======== Supplied records ========

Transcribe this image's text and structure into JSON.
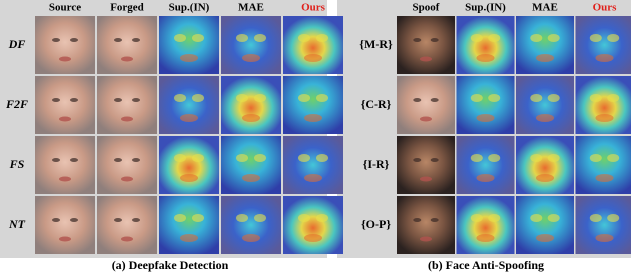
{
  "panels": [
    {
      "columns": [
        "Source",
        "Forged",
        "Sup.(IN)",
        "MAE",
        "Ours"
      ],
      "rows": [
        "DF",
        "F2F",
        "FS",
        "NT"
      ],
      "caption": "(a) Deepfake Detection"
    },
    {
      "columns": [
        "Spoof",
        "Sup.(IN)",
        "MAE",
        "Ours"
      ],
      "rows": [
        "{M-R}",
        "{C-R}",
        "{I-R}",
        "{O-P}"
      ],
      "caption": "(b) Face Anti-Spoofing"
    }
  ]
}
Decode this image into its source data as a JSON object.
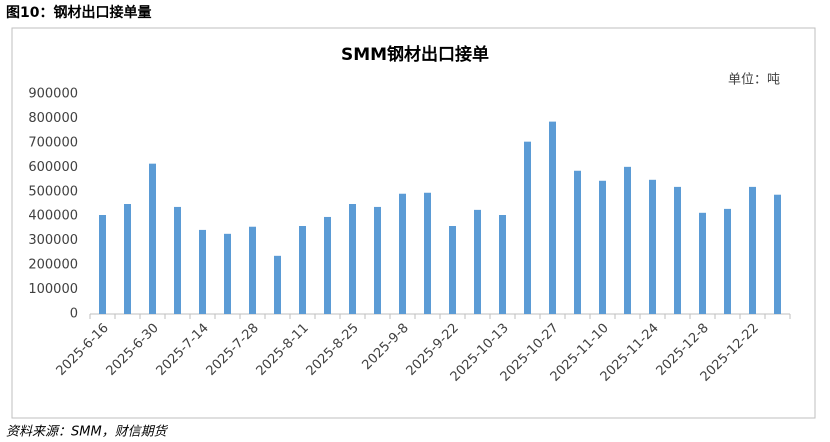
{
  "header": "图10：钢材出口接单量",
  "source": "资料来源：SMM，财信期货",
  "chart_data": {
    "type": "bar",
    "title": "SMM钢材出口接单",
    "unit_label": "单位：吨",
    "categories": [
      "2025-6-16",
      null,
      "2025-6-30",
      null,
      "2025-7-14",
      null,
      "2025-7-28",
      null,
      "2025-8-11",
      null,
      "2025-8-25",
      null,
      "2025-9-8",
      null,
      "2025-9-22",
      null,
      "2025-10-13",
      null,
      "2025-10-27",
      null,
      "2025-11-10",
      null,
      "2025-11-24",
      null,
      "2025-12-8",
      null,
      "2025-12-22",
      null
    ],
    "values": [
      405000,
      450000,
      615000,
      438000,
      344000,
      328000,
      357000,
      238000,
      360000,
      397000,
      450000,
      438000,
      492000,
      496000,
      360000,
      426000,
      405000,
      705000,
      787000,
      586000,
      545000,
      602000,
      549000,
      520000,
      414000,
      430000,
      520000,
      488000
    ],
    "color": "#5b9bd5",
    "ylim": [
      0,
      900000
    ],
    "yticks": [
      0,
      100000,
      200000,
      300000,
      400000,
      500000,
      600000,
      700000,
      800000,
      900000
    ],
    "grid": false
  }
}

========
======== Supplied records ========

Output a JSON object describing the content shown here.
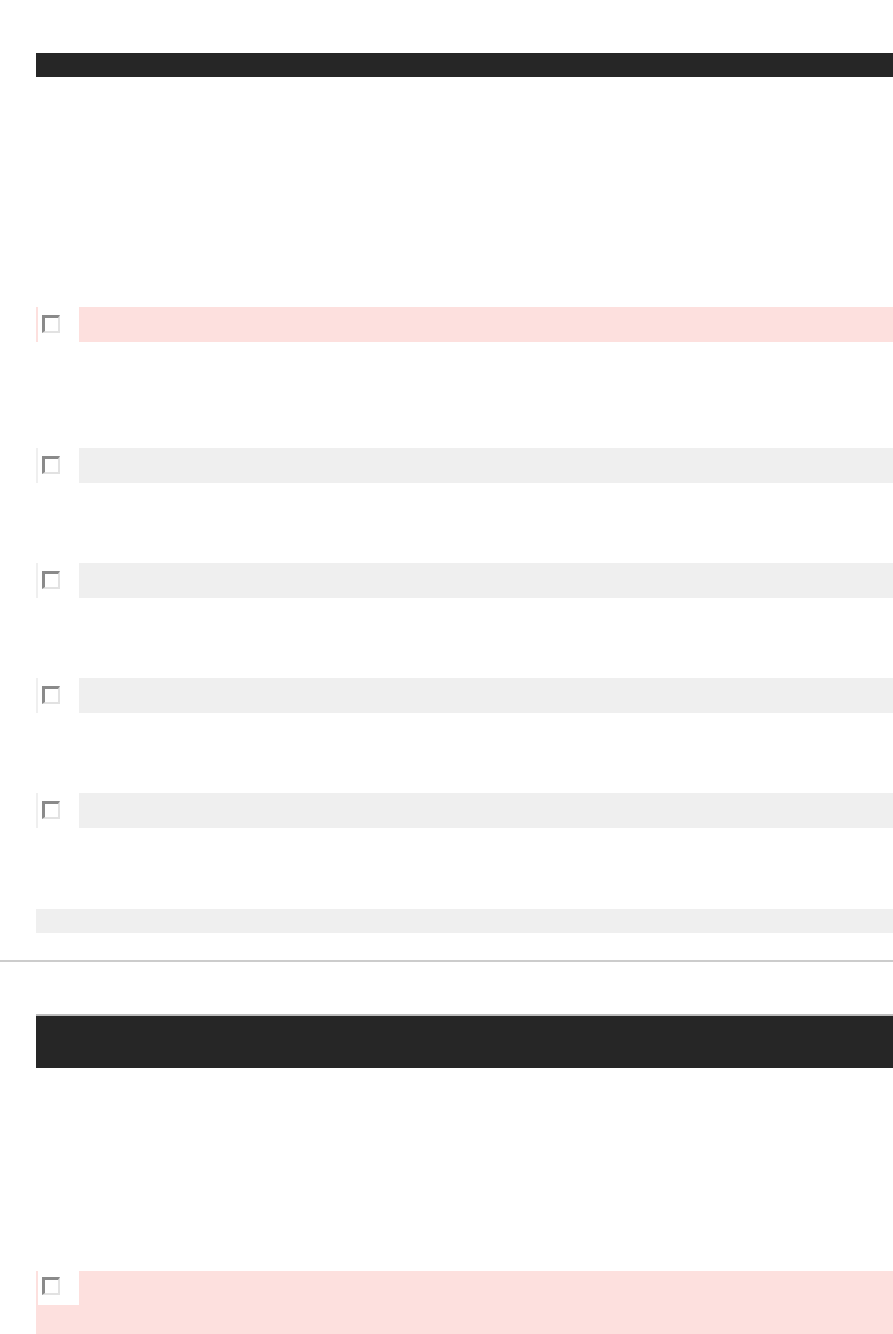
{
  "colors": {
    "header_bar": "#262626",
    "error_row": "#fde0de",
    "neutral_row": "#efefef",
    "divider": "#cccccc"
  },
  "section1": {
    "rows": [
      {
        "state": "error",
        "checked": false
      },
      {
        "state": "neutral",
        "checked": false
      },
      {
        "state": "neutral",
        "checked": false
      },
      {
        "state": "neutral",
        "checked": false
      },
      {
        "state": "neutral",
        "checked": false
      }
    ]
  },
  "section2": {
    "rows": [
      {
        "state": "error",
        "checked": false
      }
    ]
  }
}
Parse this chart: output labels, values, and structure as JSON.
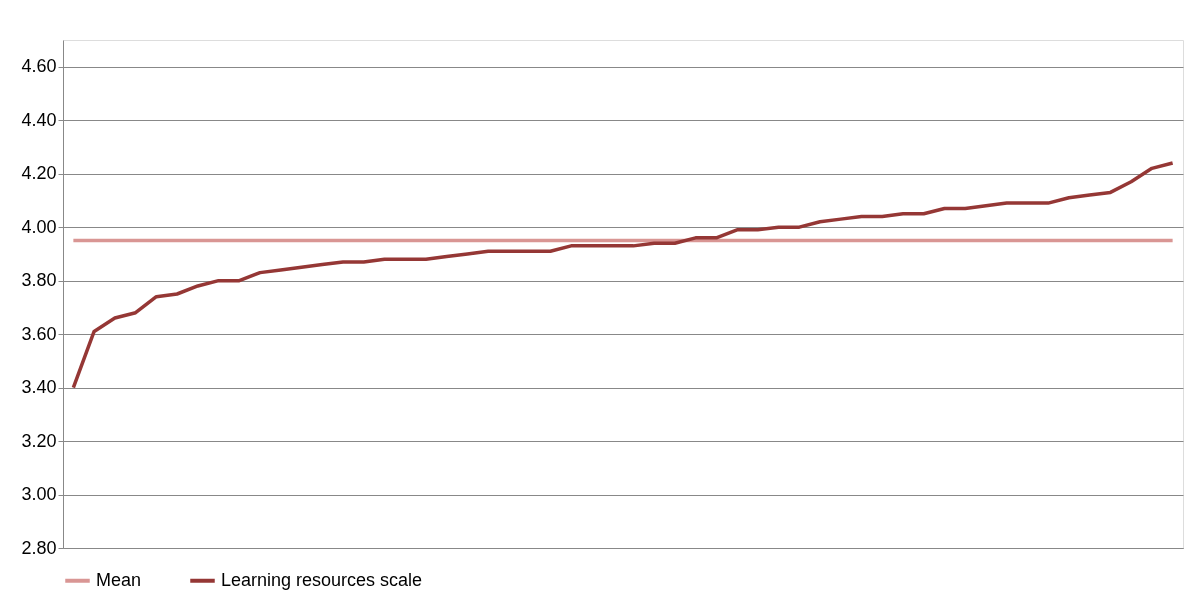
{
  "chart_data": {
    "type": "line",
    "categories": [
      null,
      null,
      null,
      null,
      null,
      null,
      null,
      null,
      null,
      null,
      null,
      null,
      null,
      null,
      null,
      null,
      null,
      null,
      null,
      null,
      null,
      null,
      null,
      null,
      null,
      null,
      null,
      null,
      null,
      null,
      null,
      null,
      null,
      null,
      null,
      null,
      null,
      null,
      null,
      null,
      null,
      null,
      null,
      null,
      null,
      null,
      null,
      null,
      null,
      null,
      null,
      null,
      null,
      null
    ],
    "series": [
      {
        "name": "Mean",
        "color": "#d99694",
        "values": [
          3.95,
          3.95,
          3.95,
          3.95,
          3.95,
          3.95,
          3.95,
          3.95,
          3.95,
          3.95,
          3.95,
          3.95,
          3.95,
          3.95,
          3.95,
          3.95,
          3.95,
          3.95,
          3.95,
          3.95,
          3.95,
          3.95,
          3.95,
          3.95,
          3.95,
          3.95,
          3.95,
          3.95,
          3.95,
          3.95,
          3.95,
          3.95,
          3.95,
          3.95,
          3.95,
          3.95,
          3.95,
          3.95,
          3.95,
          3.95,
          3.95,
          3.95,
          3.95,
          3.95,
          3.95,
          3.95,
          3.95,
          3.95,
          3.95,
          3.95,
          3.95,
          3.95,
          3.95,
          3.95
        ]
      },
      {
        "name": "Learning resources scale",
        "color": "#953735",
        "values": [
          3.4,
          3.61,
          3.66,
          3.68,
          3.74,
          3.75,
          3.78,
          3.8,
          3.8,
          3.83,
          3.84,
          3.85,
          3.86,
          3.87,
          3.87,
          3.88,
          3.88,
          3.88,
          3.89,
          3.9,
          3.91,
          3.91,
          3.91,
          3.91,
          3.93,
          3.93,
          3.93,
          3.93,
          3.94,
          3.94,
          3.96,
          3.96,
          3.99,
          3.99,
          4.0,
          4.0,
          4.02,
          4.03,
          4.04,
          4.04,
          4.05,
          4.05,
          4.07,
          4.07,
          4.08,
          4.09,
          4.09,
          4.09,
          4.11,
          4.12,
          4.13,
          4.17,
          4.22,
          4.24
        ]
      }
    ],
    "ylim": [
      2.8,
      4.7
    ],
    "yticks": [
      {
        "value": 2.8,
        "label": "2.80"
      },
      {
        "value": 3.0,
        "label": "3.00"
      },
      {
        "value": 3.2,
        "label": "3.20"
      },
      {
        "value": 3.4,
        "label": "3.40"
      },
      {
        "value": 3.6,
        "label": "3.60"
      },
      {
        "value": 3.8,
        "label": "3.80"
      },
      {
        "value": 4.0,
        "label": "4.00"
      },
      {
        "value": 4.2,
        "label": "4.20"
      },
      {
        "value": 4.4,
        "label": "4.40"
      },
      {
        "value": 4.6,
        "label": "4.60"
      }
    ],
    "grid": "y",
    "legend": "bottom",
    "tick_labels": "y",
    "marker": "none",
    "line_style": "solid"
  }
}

========
======== Supplied records ========

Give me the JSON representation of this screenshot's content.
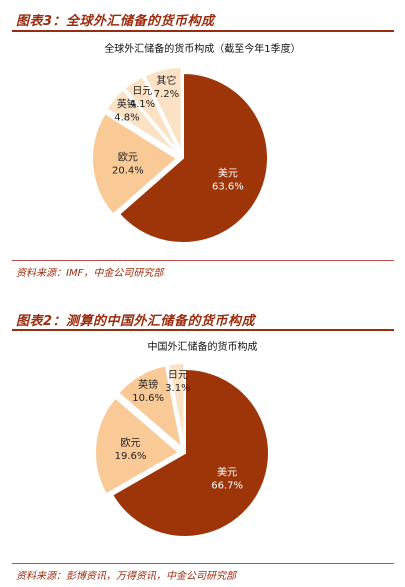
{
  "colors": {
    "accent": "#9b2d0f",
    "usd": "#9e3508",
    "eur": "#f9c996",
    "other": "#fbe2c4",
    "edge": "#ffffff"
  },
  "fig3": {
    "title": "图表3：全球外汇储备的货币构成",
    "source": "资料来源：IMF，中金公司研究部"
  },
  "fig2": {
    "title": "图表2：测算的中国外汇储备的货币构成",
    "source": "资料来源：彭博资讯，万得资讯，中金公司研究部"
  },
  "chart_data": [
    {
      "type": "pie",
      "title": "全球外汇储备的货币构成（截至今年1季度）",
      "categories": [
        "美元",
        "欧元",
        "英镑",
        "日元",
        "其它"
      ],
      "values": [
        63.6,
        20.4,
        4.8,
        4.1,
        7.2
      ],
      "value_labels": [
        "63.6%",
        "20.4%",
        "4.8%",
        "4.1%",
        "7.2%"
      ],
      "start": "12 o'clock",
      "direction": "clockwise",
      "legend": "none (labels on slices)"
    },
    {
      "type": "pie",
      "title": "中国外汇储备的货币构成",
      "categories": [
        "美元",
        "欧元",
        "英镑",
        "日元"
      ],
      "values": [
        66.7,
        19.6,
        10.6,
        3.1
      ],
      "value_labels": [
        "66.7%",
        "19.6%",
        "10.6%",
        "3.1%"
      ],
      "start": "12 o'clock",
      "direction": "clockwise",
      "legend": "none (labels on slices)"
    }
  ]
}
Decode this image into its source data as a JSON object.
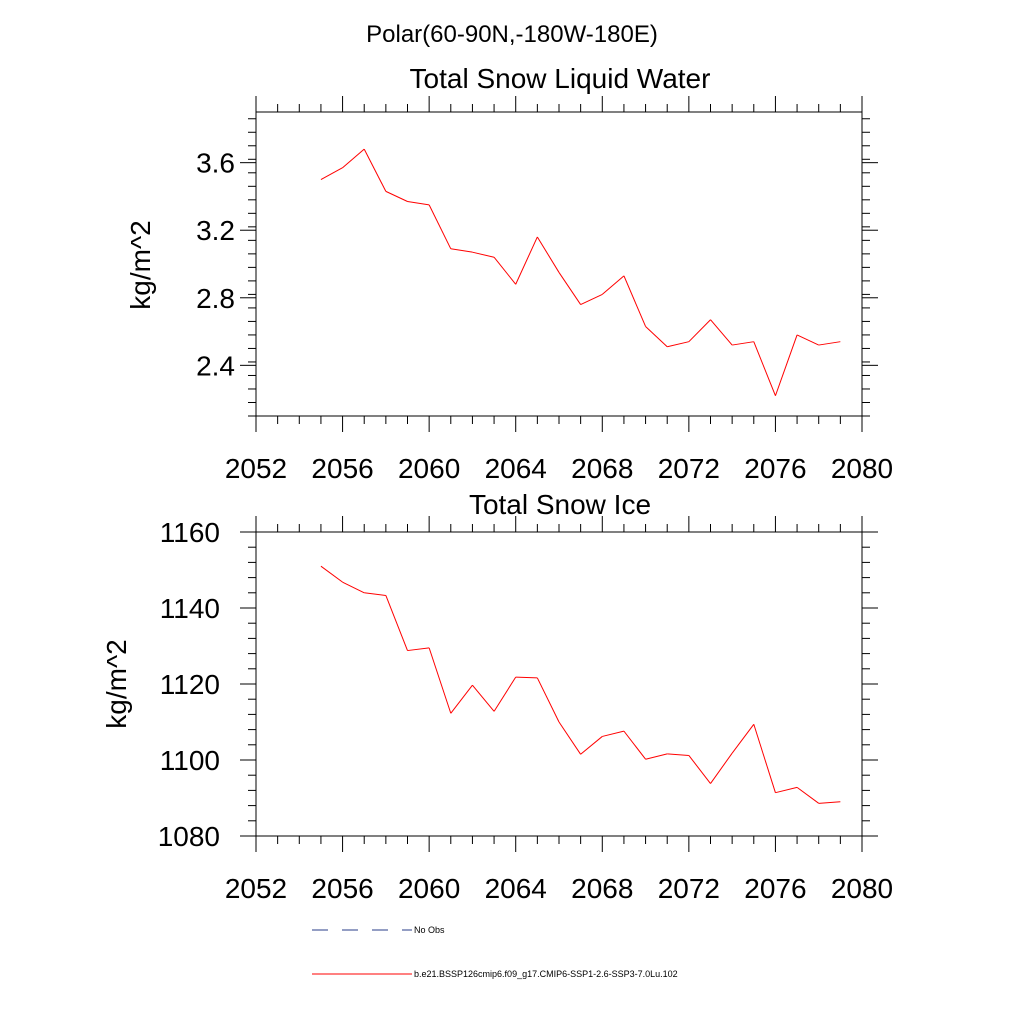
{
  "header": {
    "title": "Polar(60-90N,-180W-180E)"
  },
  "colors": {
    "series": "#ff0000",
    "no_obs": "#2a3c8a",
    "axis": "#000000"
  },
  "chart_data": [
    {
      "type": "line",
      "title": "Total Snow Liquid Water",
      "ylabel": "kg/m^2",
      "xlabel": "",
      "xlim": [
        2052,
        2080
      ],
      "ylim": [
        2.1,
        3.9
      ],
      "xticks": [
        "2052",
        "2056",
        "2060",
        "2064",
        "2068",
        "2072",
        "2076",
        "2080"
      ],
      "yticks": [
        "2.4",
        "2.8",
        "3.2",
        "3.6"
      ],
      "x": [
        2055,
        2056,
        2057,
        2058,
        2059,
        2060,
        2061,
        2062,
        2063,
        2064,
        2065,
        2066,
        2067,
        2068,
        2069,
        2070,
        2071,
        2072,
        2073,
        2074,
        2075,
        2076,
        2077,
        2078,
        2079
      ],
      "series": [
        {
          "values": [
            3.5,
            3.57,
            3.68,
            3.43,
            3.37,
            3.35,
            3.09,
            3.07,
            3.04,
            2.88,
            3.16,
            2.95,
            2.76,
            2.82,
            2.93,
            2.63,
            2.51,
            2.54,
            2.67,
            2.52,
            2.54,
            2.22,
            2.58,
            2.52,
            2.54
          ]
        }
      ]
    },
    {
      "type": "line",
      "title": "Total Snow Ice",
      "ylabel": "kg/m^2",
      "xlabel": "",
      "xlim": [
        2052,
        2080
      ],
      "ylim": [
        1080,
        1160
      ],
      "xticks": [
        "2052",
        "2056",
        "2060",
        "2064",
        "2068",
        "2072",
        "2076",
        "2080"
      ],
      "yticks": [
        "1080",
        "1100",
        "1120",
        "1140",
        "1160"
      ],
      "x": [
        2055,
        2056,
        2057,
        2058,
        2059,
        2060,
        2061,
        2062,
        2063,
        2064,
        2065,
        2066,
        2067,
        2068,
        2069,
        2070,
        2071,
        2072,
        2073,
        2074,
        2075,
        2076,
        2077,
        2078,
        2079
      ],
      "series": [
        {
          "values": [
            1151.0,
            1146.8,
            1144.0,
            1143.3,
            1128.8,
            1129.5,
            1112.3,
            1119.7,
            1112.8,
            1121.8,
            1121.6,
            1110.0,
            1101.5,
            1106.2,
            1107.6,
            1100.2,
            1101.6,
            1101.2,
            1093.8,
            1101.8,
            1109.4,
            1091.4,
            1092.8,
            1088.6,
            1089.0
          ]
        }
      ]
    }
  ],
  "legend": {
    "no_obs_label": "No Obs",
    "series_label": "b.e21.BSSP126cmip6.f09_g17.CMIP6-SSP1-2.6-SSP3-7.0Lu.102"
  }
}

========

## Given instruction
All lines that include "中金公司研究部" are to be gathered and copied.

## Result for this exercise
    "source": "资料来源：IMF，中金公司研究部"
    "source": "资料来源：彭博资讯，万得资讯，中金公司研究部"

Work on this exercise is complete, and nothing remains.